:: AIM ::
Return all lines where the word "this" can be found.

begin SOURCE MATERIAL

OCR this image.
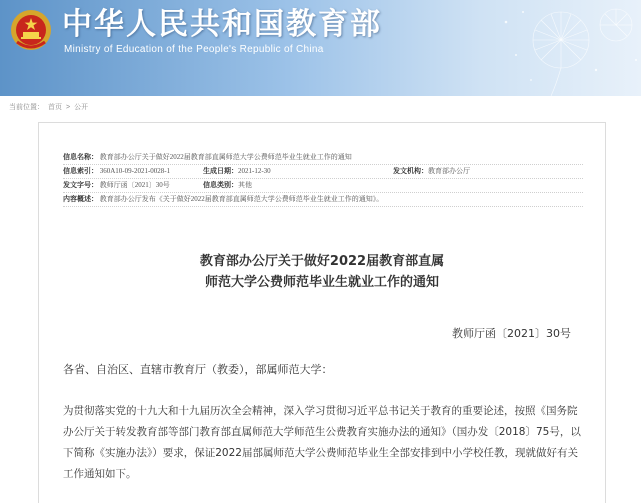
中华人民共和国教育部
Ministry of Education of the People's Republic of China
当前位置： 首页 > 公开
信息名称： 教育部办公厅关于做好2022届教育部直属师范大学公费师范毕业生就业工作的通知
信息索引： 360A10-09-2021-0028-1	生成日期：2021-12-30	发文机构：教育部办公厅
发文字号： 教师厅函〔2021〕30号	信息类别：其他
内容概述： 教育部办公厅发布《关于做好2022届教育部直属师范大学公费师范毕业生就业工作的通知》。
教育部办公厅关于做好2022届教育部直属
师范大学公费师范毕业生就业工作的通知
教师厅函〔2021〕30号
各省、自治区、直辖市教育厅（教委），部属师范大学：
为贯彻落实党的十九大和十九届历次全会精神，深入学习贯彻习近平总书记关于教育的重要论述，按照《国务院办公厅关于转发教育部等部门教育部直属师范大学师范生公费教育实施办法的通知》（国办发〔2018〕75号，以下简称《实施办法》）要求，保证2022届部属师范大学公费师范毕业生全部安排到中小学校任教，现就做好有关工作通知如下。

end SOURCE MATERIAL
begin SOURCE MATERIAL

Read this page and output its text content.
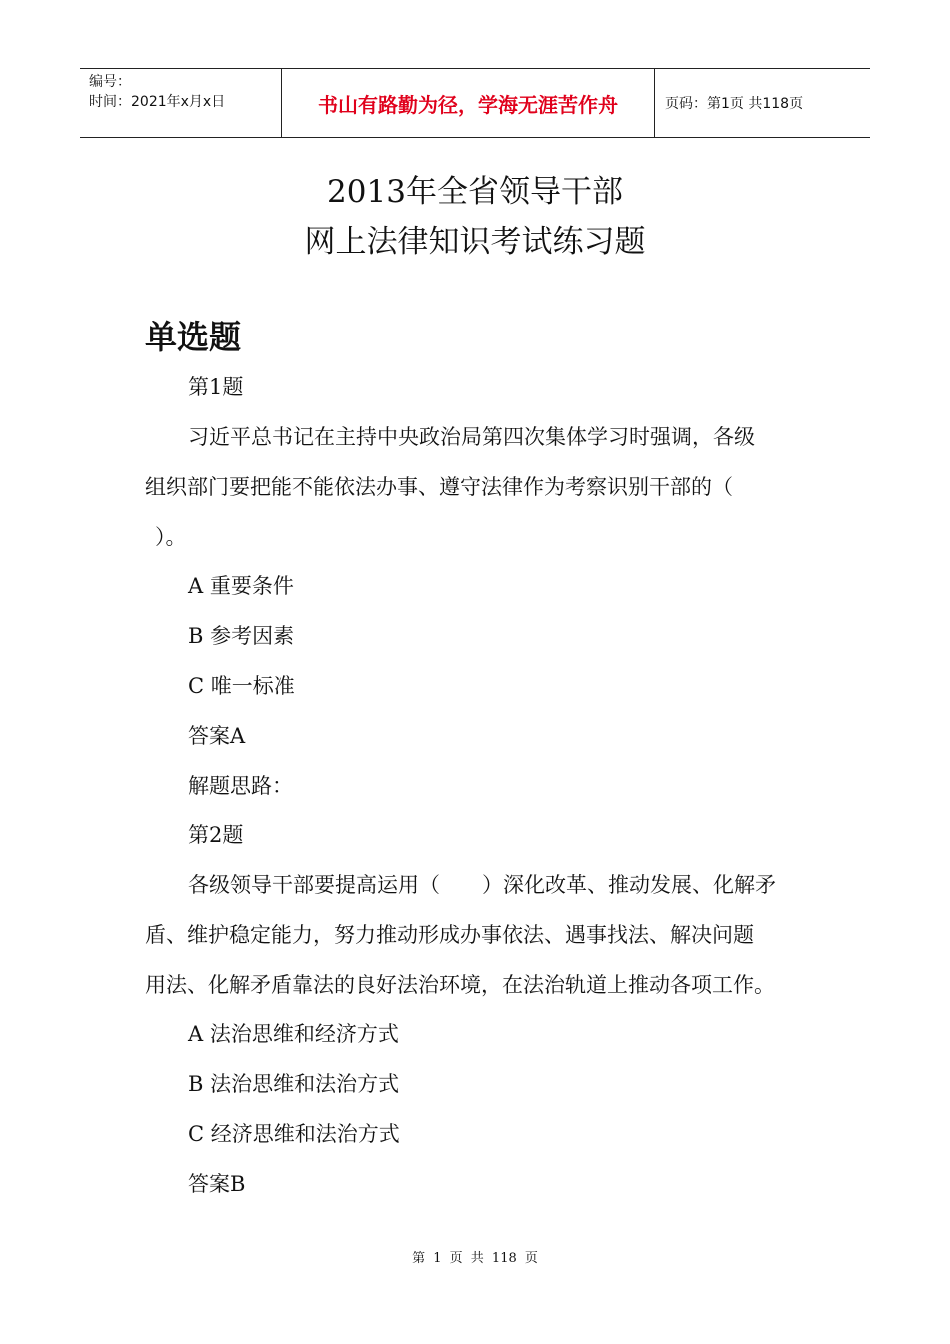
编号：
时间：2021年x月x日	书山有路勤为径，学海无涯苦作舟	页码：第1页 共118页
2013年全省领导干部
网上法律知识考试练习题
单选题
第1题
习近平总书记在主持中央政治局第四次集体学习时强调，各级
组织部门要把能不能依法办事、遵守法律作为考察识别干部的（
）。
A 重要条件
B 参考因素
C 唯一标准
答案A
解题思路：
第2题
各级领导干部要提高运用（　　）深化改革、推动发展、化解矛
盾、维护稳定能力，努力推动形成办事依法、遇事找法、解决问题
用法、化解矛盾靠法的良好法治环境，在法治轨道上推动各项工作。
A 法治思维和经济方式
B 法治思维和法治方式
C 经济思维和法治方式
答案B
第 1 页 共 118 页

end SOURCE MATERIAL

:: TASK ANSWER ::
OCR this image.
Read this page and output its text content.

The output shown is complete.